◆ Required work ◆
Your task is to copy the material exactly.

Lines of data:
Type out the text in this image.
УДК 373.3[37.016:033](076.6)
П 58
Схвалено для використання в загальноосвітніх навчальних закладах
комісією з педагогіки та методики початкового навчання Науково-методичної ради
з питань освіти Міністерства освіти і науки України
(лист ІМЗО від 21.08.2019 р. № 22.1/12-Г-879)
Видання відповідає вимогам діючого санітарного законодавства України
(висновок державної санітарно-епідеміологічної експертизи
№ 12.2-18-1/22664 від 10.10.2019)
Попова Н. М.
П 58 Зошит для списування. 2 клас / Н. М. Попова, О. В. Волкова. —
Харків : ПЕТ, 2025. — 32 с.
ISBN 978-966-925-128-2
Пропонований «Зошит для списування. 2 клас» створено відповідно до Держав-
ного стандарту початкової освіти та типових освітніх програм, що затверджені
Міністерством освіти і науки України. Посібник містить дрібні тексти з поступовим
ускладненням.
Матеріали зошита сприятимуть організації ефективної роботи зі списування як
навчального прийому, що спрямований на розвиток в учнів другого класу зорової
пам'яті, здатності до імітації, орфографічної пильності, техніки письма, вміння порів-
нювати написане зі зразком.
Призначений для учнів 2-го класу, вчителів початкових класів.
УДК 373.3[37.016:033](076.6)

◆ Response to the task ◆
Type out the text in this image.
УДК 373.3[37.016:033](076.6)
П 58
Схвалено для використання в загальноосвітніх навчальних закладах
комісією з педагогіки та методики початкового навчання Науково-методичної ради
з питань освіти Міністерства освіти і науки України
(лист ІМЗО від 21.08.2019 р. № 22.1/12-Г-879)
Видання відповідає вимогам діючого санітарного законодавства України
(висновок державної санітарно-епідеміологічної експертизи
№ 12.2-18-1/22664 від 10.10.2019)
Попова Н. М.
П 58 Зошит для списування. 2 клас / Н. М. Попова, О. В. Волкова. —
Харків : ПЕТ, 2025. — 32 с.
ISBN 978-966-925-128-2
Пропонований «Зошит для списування. 2 клас» створено відповідно до Держав-
ного стандарту початкової освіти та типових освітніх програм, що затверджені
Міністерством освіти і науки України. Посібник містить дрібні тексти з поступовим
ускладненням.
Матеріали зошита сприятимуть організації ефективної роботи зі списування як
навчального прийому, що спрямований на розвиток в учнів другого класу зорової
пам'яті, здатності до імітації, орфографічної пильності, техніки письма, вміння порів-
нювати написане зі зразком.
Призначений для учнів 2-го класу, вчителів початкових класів.
УДК 373.3[37.016:033](076.6)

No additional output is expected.